TASK INSTRUCTIONS
Copy out every line of the items below, character for character.

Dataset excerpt
· · · · · · ·

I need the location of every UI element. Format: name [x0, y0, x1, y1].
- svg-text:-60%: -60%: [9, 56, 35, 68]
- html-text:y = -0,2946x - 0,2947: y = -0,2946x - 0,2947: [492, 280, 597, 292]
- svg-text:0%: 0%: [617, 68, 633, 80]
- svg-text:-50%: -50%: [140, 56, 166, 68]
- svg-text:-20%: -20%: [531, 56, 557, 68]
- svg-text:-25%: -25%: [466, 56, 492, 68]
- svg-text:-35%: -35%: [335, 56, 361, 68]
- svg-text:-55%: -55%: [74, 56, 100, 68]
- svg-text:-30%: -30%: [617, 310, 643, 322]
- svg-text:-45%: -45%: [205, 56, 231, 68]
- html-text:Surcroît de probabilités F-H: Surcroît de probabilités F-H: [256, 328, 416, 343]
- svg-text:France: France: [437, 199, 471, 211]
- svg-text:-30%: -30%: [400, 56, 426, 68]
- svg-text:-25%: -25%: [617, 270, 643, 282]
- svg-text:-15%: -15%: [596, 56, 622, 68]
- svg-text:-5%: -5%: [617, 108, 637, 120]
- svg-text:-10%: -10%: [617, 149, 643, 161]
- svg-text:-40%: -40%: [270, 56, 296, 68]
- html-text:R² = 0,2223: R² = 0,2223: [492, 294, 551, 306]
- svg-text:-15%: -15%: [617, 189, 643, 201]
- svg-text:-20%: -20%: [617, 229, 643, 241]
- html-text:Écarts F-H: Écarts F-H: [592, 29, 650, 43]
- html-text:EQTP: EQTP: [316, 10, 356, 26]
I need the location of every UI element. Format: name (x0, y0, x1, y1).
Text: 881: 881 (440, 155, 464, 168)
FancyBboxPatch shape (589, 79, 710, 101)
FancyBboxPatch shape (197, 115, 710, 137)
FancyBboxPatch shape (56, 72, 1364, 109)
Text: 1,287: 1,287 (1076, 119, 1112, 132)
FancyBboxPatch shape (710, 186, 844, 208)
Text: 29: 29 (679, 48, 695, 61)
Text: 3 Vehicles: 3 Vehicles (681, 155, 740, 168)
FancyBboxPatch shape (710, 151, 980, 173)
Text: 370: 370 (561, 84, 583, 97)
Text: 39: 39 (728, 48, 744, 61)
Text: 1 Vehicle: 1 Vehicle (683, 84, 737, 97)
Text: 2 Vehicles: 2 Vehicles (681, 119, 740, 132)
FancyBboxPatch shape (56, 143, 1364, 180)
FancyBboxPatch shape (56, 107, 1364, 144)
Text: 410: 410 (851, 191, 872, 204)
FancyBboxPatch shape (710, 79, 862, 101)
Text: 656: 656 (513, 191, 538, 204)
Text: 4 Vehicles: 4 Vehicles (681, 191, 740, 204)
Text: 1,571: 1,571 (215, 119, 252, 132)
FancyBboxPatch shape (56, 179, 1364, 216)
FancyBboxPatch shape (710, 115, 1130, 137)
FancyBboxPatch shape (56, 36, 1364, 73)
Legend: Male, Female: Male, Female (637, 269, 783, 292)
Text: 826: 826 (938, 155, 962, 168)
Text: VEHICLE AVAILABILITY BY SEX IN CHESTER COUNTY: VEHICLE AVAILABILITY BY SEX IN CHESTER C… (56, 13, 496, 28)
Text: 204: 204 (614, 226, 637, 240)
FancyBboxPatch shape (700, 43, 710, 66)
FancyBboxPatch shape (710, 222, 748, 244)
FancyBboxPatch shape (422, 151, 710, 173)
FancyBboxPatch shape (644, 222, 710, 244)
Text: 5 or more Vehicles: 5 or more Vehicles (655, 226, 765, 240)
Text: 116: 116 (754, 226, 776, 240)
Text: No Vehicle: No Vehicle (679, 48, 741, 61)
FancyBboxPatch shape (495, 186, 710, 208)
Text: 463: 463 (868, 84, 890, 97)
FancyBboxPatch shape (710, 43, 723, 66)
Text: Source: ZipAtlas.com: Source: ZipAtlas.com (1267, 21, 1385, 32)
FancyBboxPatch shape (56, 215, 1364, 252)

· · · · · · ·

COMPLETED EXERCISE
I need the location of every UI element. Format: name [x0, y0, x1, y1].
- svg-text:-60%: -60%: [9, 56, 35, 68]
- html-text:y = -0,2946x - 0,2947: y = -0,2946x - 0,2947: [492, 280, 597, 292]
- svg-text:0%: 0%: [617, 68, 633, 80]
- svg-text:-50%: -50%: [140, 56, 166, 68]
- svg-text:-20%: -20%: [531, 56, 557, 68]
- svg-text:-25%: -25%: [466, 56, 492, 68]
- svg-text:-35%: -35%: [335, 56, 361, 68]
- svg-text:-55%: -55%: [74, 56, 100, 68]
- svg-text:-30%: -30%: [617, 310, 643, 322]
- svg-text:-45%: -45%: [205, 56, 231, 68]
- html-text:Surcroît de probabilités F-H: Surcroît de probabilités F-H: [256, 328, 416, 343]
- svg-text:France: France: [437, 199, 471, 211]
- svg-text:-30%: -30%: [400, 56, 426, 68]
- svg-text:-25%: -25%: [617, 270, 643, 282]
- svg-text:-15%: -15%: [596, 56, 622, 68]
- svg-text:-5%: -5%: [617, 108, 637, 120]
- svg-text:-10%: -10%: [617, 149, 643, 161]
- svg-text:-40%: -40%: [270, 56, 296, 68]
- html-text:R² = 0,2223: R² = 0,2223: [492, 294, 551, 306]
- svg-text:-15%: -15%: [617, 189, 643, 201]
- svg-text:-20%: -20%: [617, 229, 643, 241]
- html-text:Écarts F-H: Écarts F-H: [592, 29, 650, 43]
- html-text:EQTP: EQTP: [316, 10, 356, 26]
I need the location of every UI element. Format: name (x0, y0, x1, y1).
Text: 881: 881 (440, 155, 464, 168)
FancyBboxPatch shape (589, 79, 710, 101)
FancyBboxPatch shape (197, 115, 710, 137)
FancyBboxPatch shape (56, 72, 1364, 109)
Text: 1,287: 1,287 (1076, 119, 1112, 132)
FancyBboxPatch shape (710, 186, 844, 208)
Text: 29: 29 (679, 48, 695, 61)
Text: 3 Vehicles: 3 Vehicles (681, 155, 740, 168)
FancyBboxPatch shape (710, 151, 980, 173)
Text: 370: 370 (561, 84, 583, 97)
Text: 39: 39 (728, 48, 744, 61)
Text: 1 Vehicle: 1 Vehicle (683, 84, 737, 97)
Text: 2 Vehicles: 2 Vehicles (681, 119, 740, 132)
FancyBboxPatch shape (56, 143, 1364, 180)
FancyBboxPatch shape (56, 107, 1364, 144)
Text: 410: 410 (851, 191, 872, 204)
FancyBboxPatch shape (710, 79, 862, 101)
Text: 656: 656 (513, 191, 538, 204)
Text: 4 Vehicles: 4 Vehicles (681, 191, 740, 204)
Text: 1,571: 1,571 (215, 119, 252, 132)
FancyBboxPatch shape (56, 179, 1364, 216)
FancyBboxPatch shape (710, 115, 1130, 137)
FancyBboxPatch shape (56, 36, 1364, 73)
Legend: Male, Female: Male, Female (637, 269, 783, 292)
Text: 826: 826 (938, 155, 962, 168)
Text: VEHICLE AVAILABILITY BY SEX IN CHESTER COUNTY: VEHICLE AVAILABILITY BY SEX IN CHESTER C… (56, 13, 496, 28)
Text: 204: 204 (614, 226, 637, 240)
FancyBboxPatch shape (700, 43, 710, 66)
FancyBboxPatch shape (710, 222, 748, 244)
FancyBboxPatch shape (422, 151, 710, 173)
FancyBboxPatch shape (644, 222, 710, 244)
Text: 5 or more Vehicles: 5 or more Vehicles (655, 226, 765, 240)
Text: 116: 116 (754, 226, 776, 240)
Text: No Vehicle: No Vehicle (679, 48, 741, 61)
FancyBboxPatch shape (495, 186, 710, 208)
Text: 463: 463 (868, 84, 890, 97)
FancyBboxPatch shape (710, 43, 723, 66)
Text: Source: ZipAtlas.com: Source: ZipAtlas.com (1267, 21, 1385, 32)
FancyBboxPatch shape (56, 215, 1364, 252)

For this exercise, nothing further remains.